Using the Friction Assessment and Screening Test (FAST) machine, friction tests were performed for each material. For each sample, three friction test procedures were applied and the average of these three tests was recorded. For comparison purposes, FAST testing was also repeated with samples obtained. The FAST machine uses a pearlitic gray cast iron disc (diameter of 180 mm, thickness 38 mm) and a brake lining test sample with dimensions of 12.7×12.7×5.00 mm. The test sample was mounted on the load arm and pressed against the flat surface of the rotating disc. The rotating cast iron disc moved with a constant sliding speed of v = 7 m sec-1 for 90 min and the temperature was increased from room temperature to around 300°C. Before performing the FAST testing, the surfaces of the test samples and the cast iron discs were ground with 320-grid sandpaper. The normal load was varied to achieve a constant friction force. The friction coefficient was calculated by measuring normal and tangential pressures every 5 sec throughout the 90 min test. The weight and thickness of two pads and a disc for each sample were taken before and after the friction test. In order to obtain average thickness, six measurements (three at the beginning and three at the end) were taken at different locations on the pads and disc before and after the friction test. Wear rate was calculated as weight loss for per mm2 of the sample during the tests.

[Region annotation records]
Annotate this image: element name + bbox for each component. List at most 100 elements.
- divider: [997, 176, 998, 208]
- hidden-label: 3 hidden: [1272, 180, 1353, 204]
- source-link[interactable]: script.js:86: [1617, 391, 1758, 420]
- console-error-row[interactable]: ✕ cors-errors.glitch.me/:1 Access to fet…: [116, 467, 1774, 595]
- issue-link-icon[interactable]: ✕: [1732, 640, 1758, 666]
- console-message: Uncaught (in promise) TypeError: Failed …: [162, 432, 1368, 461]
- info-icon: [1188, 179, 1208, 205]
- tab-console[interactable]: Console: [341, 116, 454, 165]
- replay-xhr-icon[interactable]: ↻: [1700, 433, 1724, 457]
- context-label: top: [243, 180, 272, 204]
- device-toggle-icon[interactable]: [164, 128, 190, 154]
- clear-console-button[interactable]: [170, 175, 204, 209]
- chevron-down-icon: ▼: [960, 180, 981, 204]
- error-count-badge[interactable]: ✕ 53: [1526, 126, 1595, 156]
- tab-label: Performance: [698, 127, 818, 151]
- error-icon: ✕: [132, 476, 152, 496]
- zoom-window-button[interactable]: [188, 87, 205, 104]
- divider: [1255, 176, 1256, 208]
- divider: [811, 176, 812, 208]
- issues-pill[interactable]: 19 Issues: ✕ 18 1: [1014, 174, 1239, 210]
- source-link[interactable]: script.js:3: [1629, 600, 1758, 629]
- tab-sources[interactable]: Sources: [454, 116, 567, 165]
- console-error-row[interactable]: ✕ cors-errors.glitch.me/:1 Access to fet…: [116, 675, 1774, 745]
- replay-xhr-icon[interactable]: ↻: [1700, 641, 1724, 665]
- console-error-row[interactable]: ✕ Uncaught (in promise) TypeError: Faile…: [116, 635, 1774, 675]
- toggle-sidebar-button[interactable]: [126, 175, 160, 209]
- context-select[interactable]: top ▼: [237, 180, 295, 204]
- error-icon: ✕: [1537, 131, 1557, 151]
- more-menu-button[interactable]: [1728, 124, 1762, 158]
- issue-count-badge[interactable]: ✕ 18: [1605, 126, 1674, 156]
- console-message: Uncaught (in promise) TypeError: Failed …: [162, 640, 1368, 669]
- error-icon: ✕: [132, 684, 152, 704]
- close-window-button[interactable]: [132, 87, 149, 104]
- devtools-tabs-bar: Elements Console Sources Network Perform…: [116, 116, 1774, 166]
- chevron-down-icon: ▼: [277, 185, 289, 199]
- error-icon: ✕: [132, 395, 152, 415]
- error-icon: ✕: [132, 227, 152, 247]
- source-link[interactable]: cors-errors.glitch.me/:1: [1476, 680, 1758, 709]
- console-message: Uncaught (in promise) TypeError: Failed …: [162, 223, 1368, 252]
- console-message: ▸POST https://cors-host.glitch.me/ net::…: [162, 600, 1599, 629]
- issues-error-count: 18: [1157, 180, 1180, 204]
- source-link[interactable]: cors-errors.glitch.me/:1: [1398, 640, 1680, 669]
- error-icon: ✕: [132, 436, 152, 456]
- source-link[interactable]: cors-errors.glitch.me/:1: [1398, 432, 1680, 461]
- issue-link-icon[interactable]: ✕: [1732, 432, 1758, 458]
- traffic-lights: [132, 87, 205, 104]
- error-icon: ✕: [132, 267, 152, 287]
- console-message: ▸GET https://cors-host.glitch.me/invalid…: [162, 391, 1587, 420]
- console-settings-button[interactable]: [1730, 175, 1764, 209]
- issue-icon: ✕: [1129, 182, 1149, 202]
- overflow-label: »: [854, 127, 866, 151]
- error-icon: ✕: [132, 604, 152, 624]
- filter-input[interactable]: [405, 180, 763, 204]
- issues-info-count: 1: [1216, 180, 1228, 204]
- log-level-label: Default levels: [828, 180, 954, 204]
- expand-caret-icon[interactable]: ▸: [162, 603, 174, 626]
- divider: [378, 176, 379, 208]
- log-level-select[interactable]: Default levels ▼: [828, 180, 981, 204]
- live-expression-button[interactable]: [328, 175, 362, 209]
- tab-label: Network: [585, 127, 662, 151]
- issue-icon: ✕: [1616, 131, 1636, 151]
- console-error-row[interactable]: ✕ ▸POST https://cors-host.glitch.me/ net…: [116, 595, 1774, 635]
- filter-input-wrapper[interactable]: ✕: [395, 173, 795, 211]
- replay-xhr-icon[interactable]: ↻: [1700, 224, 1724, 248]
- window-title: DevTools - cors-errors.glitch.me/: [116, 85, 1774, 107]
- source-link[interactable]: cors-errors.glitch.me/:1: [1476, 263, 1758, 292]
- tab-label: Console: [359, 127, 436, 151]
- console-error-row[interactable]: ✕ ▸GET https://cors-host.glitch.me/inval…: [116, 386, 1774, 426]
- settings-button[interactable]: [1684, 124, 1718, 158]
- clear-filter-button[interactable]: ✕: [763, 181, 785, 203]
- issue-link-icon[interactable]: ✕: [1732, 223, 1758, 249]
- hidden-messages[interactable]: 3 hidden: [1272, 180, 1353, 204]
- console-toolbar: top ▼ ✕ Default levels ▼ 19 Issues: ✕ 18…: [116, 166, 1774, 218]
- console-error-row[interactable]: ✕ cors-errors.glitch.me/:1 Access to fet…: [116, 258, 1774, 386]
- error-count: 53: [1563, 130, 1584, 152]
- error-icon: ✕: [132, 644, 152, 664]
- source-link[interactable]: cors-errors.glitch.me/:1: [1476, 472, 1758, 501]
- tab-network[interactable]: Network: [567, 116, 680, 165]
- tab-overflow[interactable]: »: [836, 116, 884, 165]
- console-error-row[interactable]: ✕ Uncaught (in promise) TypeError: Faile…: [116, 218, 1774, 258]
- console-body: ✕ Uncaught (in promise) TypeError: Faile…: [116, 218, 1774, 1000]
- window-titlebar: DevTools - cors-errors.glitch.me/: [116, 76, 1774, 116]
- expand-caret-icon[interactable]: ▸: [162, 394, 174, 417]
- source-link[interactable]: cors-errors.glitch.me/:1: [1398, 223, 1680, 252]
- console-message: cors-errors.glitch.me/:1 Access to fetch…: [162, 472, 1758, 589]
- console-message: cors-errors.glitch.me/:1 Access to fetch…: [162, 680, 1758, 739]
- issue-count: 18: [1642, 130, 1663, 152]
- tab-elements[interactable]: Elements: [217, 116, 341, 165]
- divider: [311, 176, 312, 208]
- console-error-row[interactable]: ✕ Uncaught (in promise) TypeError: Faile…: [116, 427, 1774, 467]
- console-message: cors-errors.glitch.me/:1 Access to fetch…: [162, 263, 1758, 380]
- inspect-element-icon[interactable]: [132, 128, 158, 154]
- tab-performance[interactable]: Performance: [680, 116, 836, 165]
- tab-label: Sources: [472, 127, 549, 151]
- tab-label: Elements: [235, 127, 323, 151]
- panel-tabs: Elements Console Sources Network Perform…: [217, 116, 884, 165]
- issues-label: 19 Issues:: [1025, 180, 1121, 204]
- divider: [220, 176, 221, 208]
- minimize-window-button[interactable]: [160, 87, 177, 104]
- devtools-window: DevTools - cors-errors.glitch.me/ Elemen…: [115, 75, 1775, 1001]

* Exercises to complete
**1)** Answer these questions from the FAST testing text, one line each:
(a) What material is the FAST machine's disc made of?
(b) How often were normal and tangential pressures measured during the test?
(c) How many thickness measurements were taken on the pads and disc to get an average thickness?
**2)** According to the FAST testing text, why was the normal load varied during the friction tests? Answer in one to three sentences.
**3)** List every quantity that the FAST testing text says was measured or calculated for the friction tests.

* Answers for the tasks
**1)**
(a) Pearlitic gray cast iron.
(b) Every 5 sec throughout the 90 min test.
(c) Six: three at the beginning and three at the end.

**2)** The normal load was varied so that the friction force would stay constant.

**3)**
- Normal pressure
- Tangential pressure
- Friction coefficient
- Weight of the two pads and the disc
- Thickness of the two pads and the disc
- Wear rate